Select from the records below every line that has the word "detached" in it.

------------------------

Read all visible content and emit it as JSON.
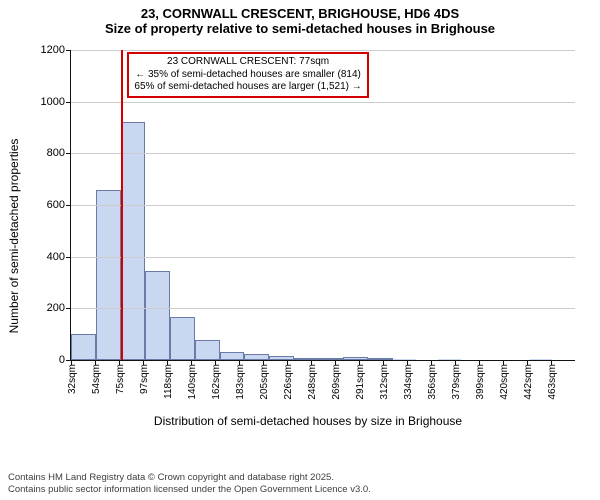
{
  "title": {
    "line1": "23, CORNWALL CRESCENT, BRIGHOUSE, HD6 4DS",
    "line2": "Size of property relative to semi-detached houses in Brighouse"
  },
  "chart": {
    "type": "histogram",
    "ylabel": "Number of semi-detached properties",
    "xlabel": "Distribution of semi-detached houses by size in Brighouse",
    "ylim": [
      0,
      1200
    ],
    "ytick_step": 200,
    "yticks": [
      0,
      200,
      400,
      600,
      800,
      1000,
      1200
    ],
    "xticks": [
      "32sqm",
      "54sqm",
      "75sqm",
      "97sqm",
      "118sqm",
      "140sqm",
      "162sqm",
      "183sqm",
      "205sqm",
      "226sqm",
      "248sqm",
      "269sqm",
      "291sqm",
      "312sqm",
      "334sqm",
      "356sqm",
      "379sqm",
      "399sqm",
      "420sqm",
      "442sqm",
      "463sqm"
    ],
    "values": [
      100,
      658,
      921,
      345,
      165,
      76,
      30,
      25,
      14,
      8,
      6,
      10,
      5,
      3,
      0,
      3,
      0,
      0,
      0,
      2,
      0
    ],
    "bar_fill": "#c9d7f0",
    "bar_border": "#6a7ba8",
    "grid_color": "#cccccc",
    "axis_color": "#111111",
    "background_color": "#ffffff",
    "marker": {
      "position_index": 2.1,
      "line_color": "#d40000",
      "line_width": 2,
      "box_border": "#d40000",
      "box_bg": "#ffffff",
      "line1": "23 CORNWALL CRESCENT: 77sqm",
      "line2": "← 35% of semi-detached houses are smaller (814)",
      "line3": "65% of semi-detached houses are larger (1,521) →"
    },
    "title_fontsize": 13,
    "label_fontsize": 12,
    "tick_fontsize": 11,
    "xtick_fontsize": 10
  },
  "footer": {
    "line1": "Contains HM Land Registry data © Crown copyright and database right 2025.",
    "line2": "Contains public sector information licensed under the Open Government Licence v3.0."
  }
}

------------------------

- [Task solution]
    "line2": "Size of property relative to semi-detached houses in Brighouse"
    "ylabel": "Number of semi-detached properties",
    "xlabel": "Distribution of semi-detached houses by size in Brighouse",
      "line2": "← 35% of semi-detached houses are smaller (814)",
      "line3": "65% of semi-detached houses are larger (1,521) →"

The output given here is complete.